[Bloc de texte]
= = = =

Les rendements de HO• à l’échelle de quelques nanosecondes ont également été estimés par LaVerne en 1989 par l’irradiation de solutions de formiates par un faisceau d’hélions71, et par Taguchi72 qui a notamment utilisé le phénol comme capteur. Dans les deux cas, l’énergie des ions n’étant que de quelques MeV, les rendements obtenus sont intégrés sur toute la longueur de la trace d’ion (vide infra le chapitre concernant les moyens d’irradiation et l’explication du TEL moyen/TEL constant et du rendement radiolytique différentiel).

3. Capteurs utilisés dans ce travail

Les capteurs employés dans le cadre de ce travail sont à la fois les protons (capture de l’électron hydraté) puisque le travail est centré sur les solutions acides, et les ions bromure (capture du radical hydroxyle) de l’acide bromhydrique ou du bromure de sodium.

Le gaz de saturation employé lors de certaines expériences constitue également un capteur. Par exemple le protoxyde d’azote N2O est un capteur de l’électron hydraté et de l’atome d’hydrogène. L’oxygène moléculaire O2 est quant à lui principalement un capteur de l’atome d’hydrogène en milieu acide.

= = = =

[Enregistrements fournis]
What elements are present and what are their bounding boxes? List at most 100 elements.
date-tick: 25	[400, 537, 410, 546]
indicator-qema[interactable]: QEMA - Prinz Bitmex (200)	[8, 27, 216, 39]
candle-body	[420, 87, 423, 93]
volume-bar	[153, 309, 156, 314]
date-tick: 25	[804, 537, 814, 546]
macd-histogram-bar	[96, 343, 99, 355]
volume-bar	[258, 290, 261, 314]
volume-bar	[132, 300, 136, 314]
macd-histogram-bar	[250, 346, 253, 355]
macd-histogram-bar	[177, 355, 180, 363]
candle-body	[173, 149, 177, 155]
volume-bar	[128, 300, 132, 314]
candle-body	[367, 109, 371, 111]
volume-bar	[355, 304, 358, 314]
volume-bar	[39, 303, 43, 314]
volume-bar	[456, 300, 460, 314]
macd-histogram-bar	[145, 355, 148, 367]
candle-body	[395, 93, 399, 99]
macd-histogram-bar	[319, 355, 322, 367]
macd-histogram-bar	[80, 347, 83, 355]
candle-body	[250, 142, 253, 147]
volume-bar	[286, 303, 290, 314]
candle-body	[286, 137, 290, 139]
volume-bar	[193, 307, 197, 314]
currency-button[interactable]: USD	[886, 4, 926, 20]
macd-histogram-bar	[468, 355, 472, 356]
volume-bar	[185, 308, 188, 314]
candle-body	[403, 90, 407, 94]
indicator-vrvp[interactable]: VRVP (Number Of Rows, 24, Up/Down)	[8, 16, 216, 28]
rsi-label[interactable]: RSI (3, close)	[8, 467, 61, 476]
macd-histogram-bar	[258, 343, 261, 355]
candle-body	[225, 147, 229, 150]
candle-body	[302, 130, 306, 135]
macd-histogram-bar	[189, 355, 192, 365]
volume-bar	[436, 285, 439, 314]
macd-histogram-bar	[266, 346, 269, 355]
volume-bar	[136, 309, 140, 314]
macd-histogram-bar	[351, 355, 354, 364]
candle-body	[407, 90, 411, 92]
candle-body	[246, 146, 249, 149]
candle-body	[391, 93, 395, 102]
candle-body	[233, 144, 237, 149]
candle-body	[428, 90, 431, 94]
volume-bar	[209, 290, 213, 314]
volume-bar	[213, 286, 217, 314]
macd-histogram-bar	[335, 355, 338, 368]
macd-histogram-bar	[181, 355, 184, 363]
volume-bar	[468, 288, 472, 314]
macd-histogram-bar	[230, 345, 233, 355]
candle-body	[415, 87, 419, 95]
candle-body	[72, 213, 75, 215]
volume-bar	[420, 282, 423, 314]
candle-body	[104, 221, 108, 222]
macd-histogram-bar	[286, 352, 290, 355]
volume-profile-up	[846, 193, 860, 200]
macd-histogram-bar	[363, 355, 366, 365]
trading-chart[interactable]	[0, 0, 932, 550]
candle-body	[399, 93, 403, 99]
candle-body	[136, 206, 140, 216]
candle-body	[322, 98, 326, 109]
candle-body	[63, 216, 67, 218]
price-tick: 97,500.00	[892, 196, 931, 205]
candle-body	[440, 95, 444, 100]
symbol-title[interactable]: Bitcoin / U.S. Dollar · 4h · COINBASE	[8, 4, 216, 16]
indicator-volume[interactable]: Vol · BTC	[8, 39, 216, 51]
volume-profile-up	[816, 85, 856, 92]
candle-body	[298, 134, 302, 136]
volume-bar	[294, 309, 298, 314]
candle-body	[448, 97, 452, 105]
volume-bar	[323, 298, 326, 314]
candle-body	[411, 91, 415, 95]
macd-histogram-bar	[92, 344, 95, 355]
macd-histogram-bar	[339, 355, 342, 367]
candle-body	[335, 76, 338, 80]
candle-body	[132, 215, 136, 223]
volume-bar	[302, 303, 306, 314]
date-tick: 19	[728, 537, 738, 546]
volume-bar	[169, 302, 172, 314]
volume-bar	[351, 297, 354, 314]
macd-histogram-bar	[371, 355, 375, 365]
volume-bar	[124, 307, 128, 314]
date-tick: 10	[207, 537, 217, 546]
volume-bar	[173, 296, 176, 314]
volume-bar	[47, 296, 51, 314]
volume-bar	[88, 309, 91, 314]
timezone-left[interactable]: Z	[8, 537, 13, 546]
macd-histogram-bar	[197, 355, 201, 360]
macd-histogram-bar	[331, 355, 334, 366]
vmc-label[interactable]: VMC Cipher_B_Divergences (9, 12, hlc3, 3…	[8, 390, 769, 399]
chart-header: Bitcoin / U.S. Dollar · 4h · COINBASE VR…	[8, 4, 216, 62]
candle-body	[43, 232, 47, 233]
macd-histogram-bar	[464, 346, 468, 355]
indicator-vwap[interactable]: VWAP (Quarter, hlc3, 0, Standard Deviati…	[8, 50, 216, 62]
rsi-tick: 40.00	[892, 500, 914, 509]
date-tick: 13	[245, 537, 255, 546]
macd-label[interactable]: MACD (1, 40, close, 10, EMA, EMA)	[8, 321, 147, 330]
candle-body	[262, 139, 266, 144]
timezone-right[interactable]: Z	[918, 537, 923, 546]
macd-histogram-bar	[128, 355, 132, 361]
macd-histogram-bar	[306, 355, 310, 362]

= = = =

[Vos tâches]
A. Indiquez si chacune des affirmations suivantes concorde avec le texte sur les capteurs, en répondant par oui ou non et en citant les mots décisifs du texte. (i) LaVerne a utilisé le phénol comme capteur. (ii) Les ions bromure servent à capturer le radical hydroxyle. (iii) En milieu acide, l’oxygène moléculaire capte principalement l’électron hydraté.
B. Veuillez recopier à l’identique un passage du texte sur les capteurs : commencez aux mots « Les capteurs employés » et arrêtez-vous après « bromure de sodium. ».

[Réponses aux tâches]
A.
(i) Non : « et par Taguchi72 qui a notamment utilisé le phénol comme capteur »
(ii) Oui : « les ions bromure (capture du radical hydroxyle) »
(iii) Non : « L’oxygène moléculaire O2 est quant à lui principalement un capteur de l’atome d’hydrogène en milieu acide. »

B.
Les capteurs employés dans le cadre de ce travail sont à la fois les protons (capture de l’électron hydraté) puisque le travail est centré sur les solutions acides, et les ions bromure (capture du radical hydroxyle) de l’acide bromhydrique ou du bromure de sodium.